GOAL ▸
Reproduce each line that includes the word "legend".
Start of RECORDS SUPPLIED
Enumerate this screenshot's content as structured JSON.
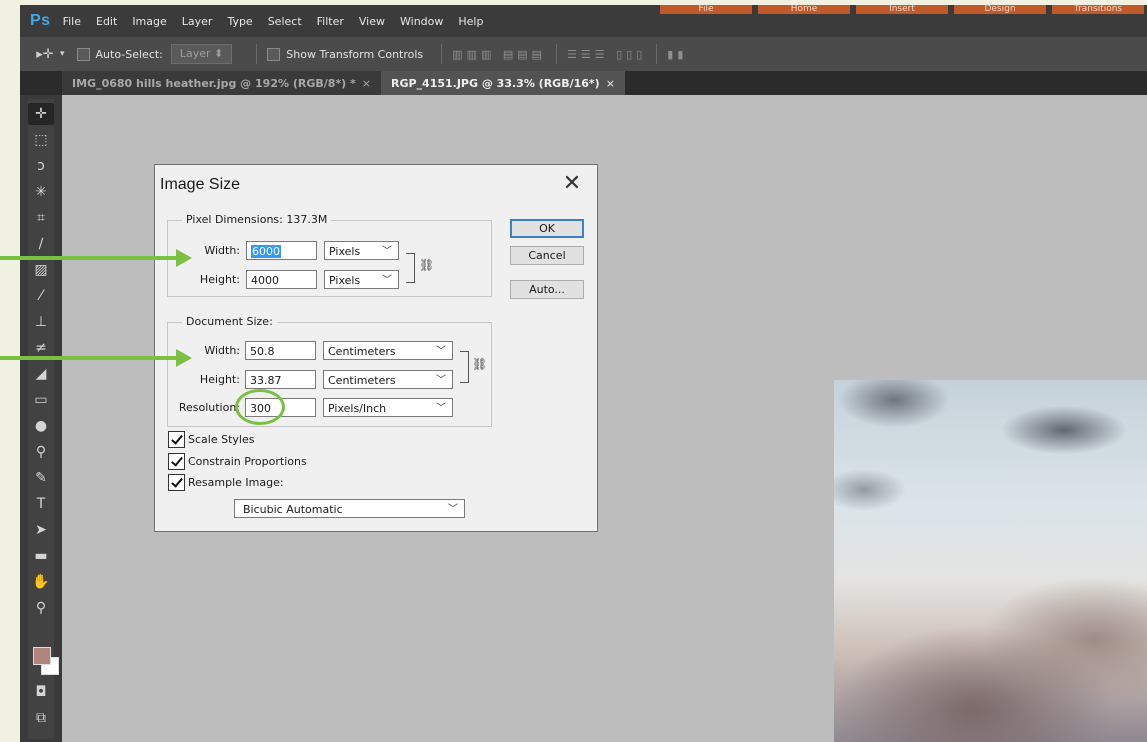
{
  "app": {
    "logo": "Ps"
  },
  "menu": [
    "File",
    "Edit",
    "Image",
    "Layer",
    "Type",
    "Select",
    "Filter",
    "View",
    "Window",
    "Help"
  ],
  "office_tabs": [
    "File",
    "Home",
    "Insert",
    "Design",
    "Transitions"
  ],
  "options_bar": {
    "auto_select_label": "Auto-Select:",
    "auto_select_value": "Layer",
    "show_transform_label": "Show Transform Controls"
  },
  "doc_tabs": [
    {
      "label": "IMG_0680 hills heather.jpg @ 192% (RGB/8*) *",
      "active": false
    },
    {
      "label": "RGP_4151.JPG @ 33.3% (RGB/16*)",
      "active": true
    }
  ],
  "tab_close_glyph": "×",
  "dialog": {
    "title": "Image Size",
    "close_glyph": "✕",
    "pixel_dimensions": {
      "legend": "Pixel Dimensions:  137.3M",
      "width_label": "Width:",
      "width_value": "6000",
      "width_unit": "Pixels",
      "height_label": "Height:",
      "height_value": "4000",
      "height_unit": "Pixels"
    },
    "document_size": {
      "legend": "Document Size:",
      "width_label": "Width:",
      "width_value": "50.8",
      "width_unit": "Centimeters",
      "height_label": "Height:",
      "height_value": "33.87",
      "height_unit": "Centimeters",
      "resolution_label": "Resolution:",
      "resolution_value": "300",
      "resolution_unit": "Pixels/Inch"
    },
    "buttons": {
      "ok": "OK",
      "cancel": "Cancel",
      "auto": "Auto..."
    },
    "checkboxes": [
      {
        "label": "Scale Styles",
        "checked": true
      },
      {
        "label": "Constrain Proportions",
        "checked": true
      },
      {
        "label": "Resample Image:",
        "checked": true
      }
    ],
    "resample_method": "Bicubic Automatic"
  },
  "colors": {
    "annotation_green": "#7ac143",
    "foreground_swatch": "#b0867c",
    "background_swatch": "#ffffff",
    "ps_logo": "#3ea6f2"
  }
}
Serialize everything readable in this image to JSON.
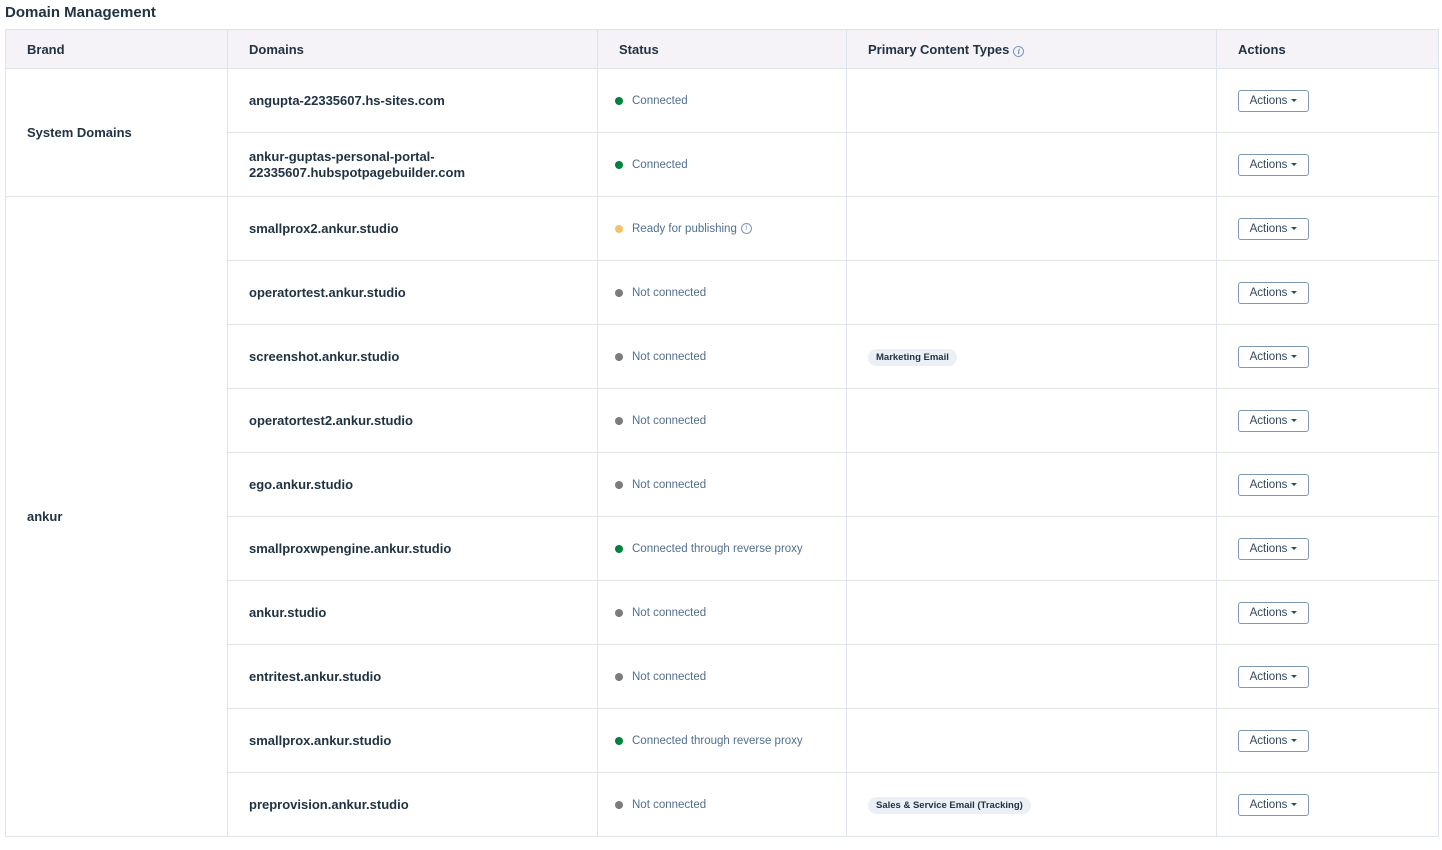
{
  "page": {
    "title": "Domain Management"
  },
  "colors": {
    "connected": "#00823f",
    "ready": "#f5c26b",
    "not_connected": "#7c7c7c",
    "header_bg": "#f5f2f8",
    "border": "#dfe3eb"
  },
  "table": {
    "headers": {
      "brand": "Brand",
      "domains": "Domains",
      "status": "Status",
      "content_types": "Primary Content Types",
      "actions": "Actions"
    },
    "groups": [
      {
        "brand": "System Domains",
        "rows": [
          {
            "domain": "angupta-22335607.hs-sites.com",
            "status": "Connected",
            "status_kind": "connected",
            "content_type": "",
            "action": "Actions"
          },
          {
            "domain": "ankur-guptas-personal-portal-\n22335607.hubspotpagebuilder.com",
            "status": "Connected",
            "status_kind": "connected",
            "content_type": "",
            "action": "Actions"
          }
        ]
      },
      {
        "brand": "ankur",
        "rows": [
          {
            "domain": "smallprox2.ankur.studio",
            "status": "Ready for publishing",
            "status_kind": "ready",
            "status_info": true,
            "content_type": "",
            "action": "Actions"
          },
          {
            "domain": "operatortest.ankur.studio",
            "status": "Not connected",
            "status_kind": "not_connected",
            "content_type": "",
            "action": "Actions"
          },
          {
            "domain": "screenshot.ankur.studio",
            "status": "Not connected",
            "status_kind": "not_connected",
            "content_type": "Marketing Email",
            "action": "Actions"
          },
          {
            "domain": "operatortest2.ankur.studio",
            "status": "Not connected",
            "status_kind": "not_connected",
            "content_type": "",
            "action": "Actions"
          },
          {
            "domain": "ego.ankur.studio",
            "status": "Not connected",
            "status_kind": "not_connected",
            "content_type": "",
            "action": "Actions"
          },
          {
            "domain": "smallproxwpengine.ankur.studio",
            "status": "Connected through reverse proxy",
            "status_kind": "connected",
            "content_type": "",
            "action": "Actions"
          },
          {
            "domain": "ankur.studio",
            "status": "Not connected",
            "status_kind": "not_connected",
            "content_type": "",
            "action": "Actions"
          },
          {
            "domain": "entritest.ankur.studio",
            "status": "Not connected",
            "status_kind": "not_connected",
            "content_type": "",
            "action": "Actions"
          },
          {
            "domain": "smallprox.ankur.studio",
            "status": "Connected through reverse proxy",
            "status_kind": "connected",
            "content_type": "",
            "action": "Actions"
          },
          {
            "domain": "preprovision.ankur.studio",
            "status": "Not connected",
            "status_kind": "not_connected",
            "content_type": "Sales & Service Email (Tracking)",
            "action": "Actions"
          }
        ]
      }
    ]
  }
}
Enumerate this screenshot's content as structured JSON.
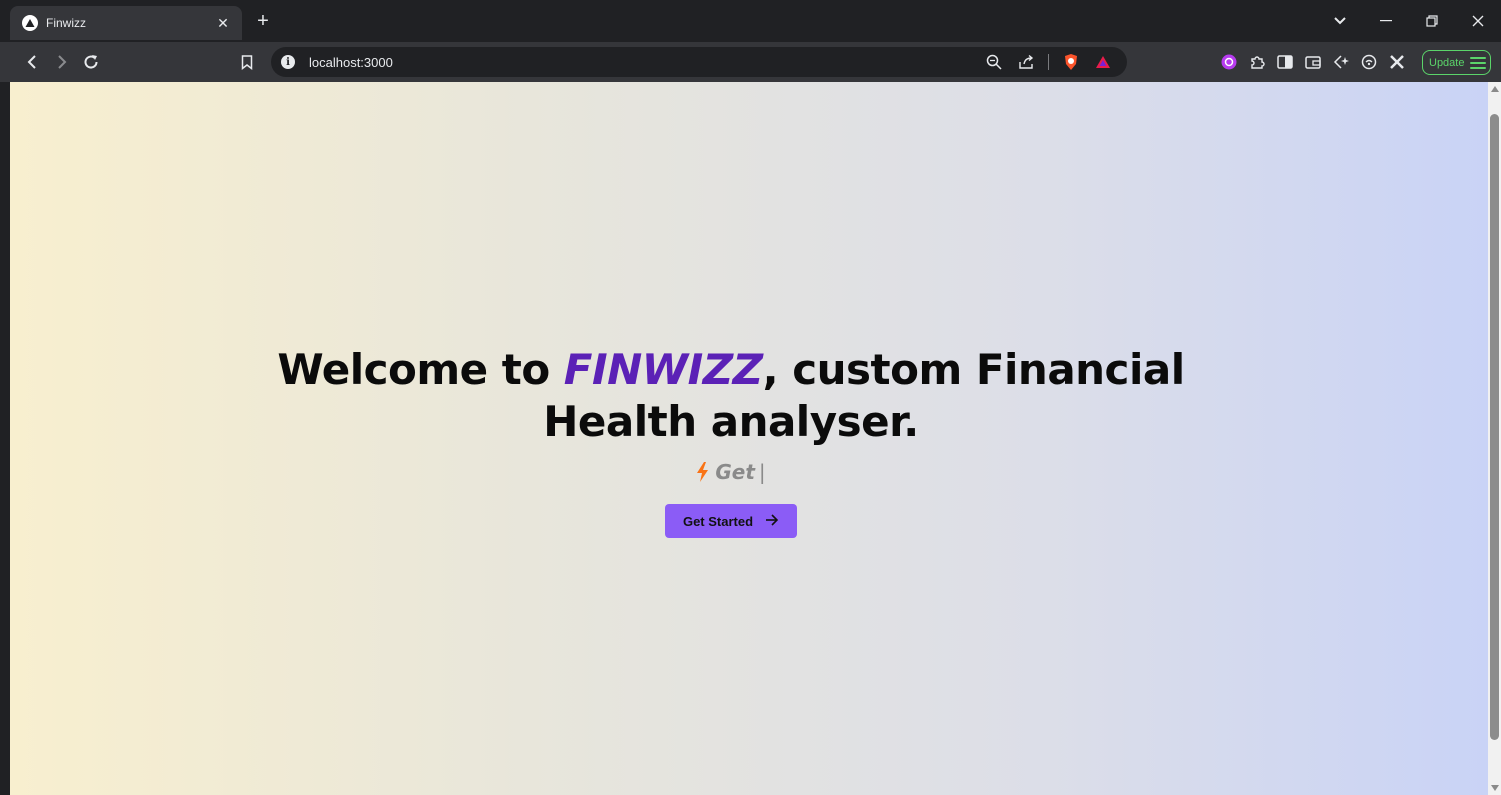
{
  "browser": {
    "tab": {
      "title": "Finwizz"
    },
    "address_bar": {
      "url": "localhost:3000"
    },
    "update_button": {
      "label": "Update"
    },
    "colors": {
      "chrome_dark": "#202124",
      "chrome_toolbar": "#35363a",
      "update_green": "#5bd46a"
    }
  },
  "page": {
    "hero": {
      "title_prefix": "Welcome to ",
      "brand": "FINWIZZ",
      "title_suffix": ", custom Financial",
      "title_line2": "Health analyser.",
      "typed_text": "Get",
      "cursor": "|"
    },
    "cta": {
      "label": "Get Started",
      "icon": "arrow-right-icon"
    },
    "colors": {
      "brand": "#5b21b6",
      "cta_bg": "#8b5cf6",
      "bolt": "#f97316"
    }
  }
}
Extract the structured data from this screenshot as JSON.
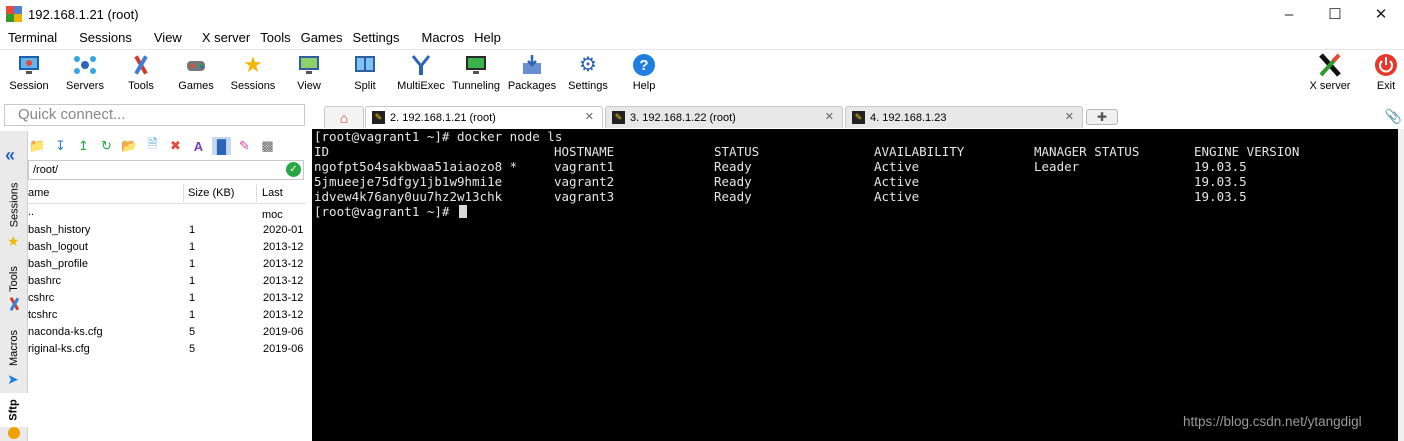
{
  "window": {
    "title": "192.168.1.21 (root)"
  },
  "menu": [
    "Terminal",
    "Sessions",
    "View",
    "X server",
    "Tools",
    "Games",
    "Settings",
    "Macros",
    "Help"
  ],
  "toolbar": {
    "session": "Session",
    "servers": "Servers",
    "tools": "Tools",
    "games": "Games",
    "sessions": "Sessions",
    "view": "View",
    "split": "Split",
    "multiexec": "MultiExec",
    "tunneling": "Tunneling",
    "packages": "Packages",
    "settings": "Settings",
    "help": "Help",
    "xserver": "X server",
    "exit": "Exit"
  },
  "quick_connect": {
    "placeholder": "Quick connect..."
  },
  "side_tabs": {
    "sessions": "Sessions",
    "tools": "Tools",
    "macros": "Macros",
    "sftp": "Sftp"
  },
  "sftp": {
    "path": "/root/",
    "columns": {
      "name": "ame",
      "size": "Size (KB)",
      "modified": "Last moc"
    },
    "files": [
      {
        "name": "..",
        "size": "",
        "modified": ""
      },
      {
        "name": "bash_history",
        "size": "1",
        "modified": "2020-01"
      },
      {
        "name": "bash_logout",
        "size": "1",
        "modified": "2013-12"
      },
      {
        "name": "bash_profile",
        "size": "1",
        "modified": "2013-12"
      },
      {
        "name": "bashrc",
        "size": "1",
        "modified": "2013-12"
      },
      {
        "name": "cshrc",
        "size": "1",
        "modified": "2013-12"
      },
      {
        "name": "tcshrc",
        "size": "1",
        "modified": "2013-12"
      },
      {
        "name": "naconda-ks.cfg",
        "size": "5",
        "modified": "2019-06"
      },
      {
        "name": "riginal-ks.cfg",
        "size": "5",
        "modified": "2019-06"
      }
    ]
  },
  "tabs": [
    {
      "label": "2. 192.168.1.21 (root)",
      "active": true
    },
    {
      "label": "3. 192.168.1.22 (root)",
      "active": false
    },
    {
      "label": "4. 192.168.1.23",
      "active": false
    }
  ],
  "terminal": {
    "prompt_command": "[root@vagrant1 ~]# docker node ls",
    "headers": [
      "ID",
      "HOSTNAME",
      "STATUS",
      "AVAILABILITY",
      "MANAGER STATUS",
      "ENGINE VERSION"
    ],
    "rows": [
      [
        "ngofpt5o4sakbwaa51aiaozo8 *",
        "vagrant1",
        "Ready",
        "Active",
        "Leader",
        "19.03.5"
      ],
      [
        "5jmueeje75dfgy1jb1w9hmi1e",
        "vagrant2",
        "Ready",
        "Active",
        "",
        "19.03.5"
      ],
      [
        "idvew4k76any0uu7hz2w13chk",
        "vagrant3",
        "Ready",
        "Active",
        "",
        "19.03.5"
      ]
    ],
    "final_prompt": "[root@vagrant1 ~]#"
  },
  "watermark": "https://blog.csdn.net/ytangdigl"
}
End of RECORDS SUPPLIED
TASK ANSWER ▸
      "legend": "Pixel Dimensions:  137.3M",
      "legend": "Document Size:",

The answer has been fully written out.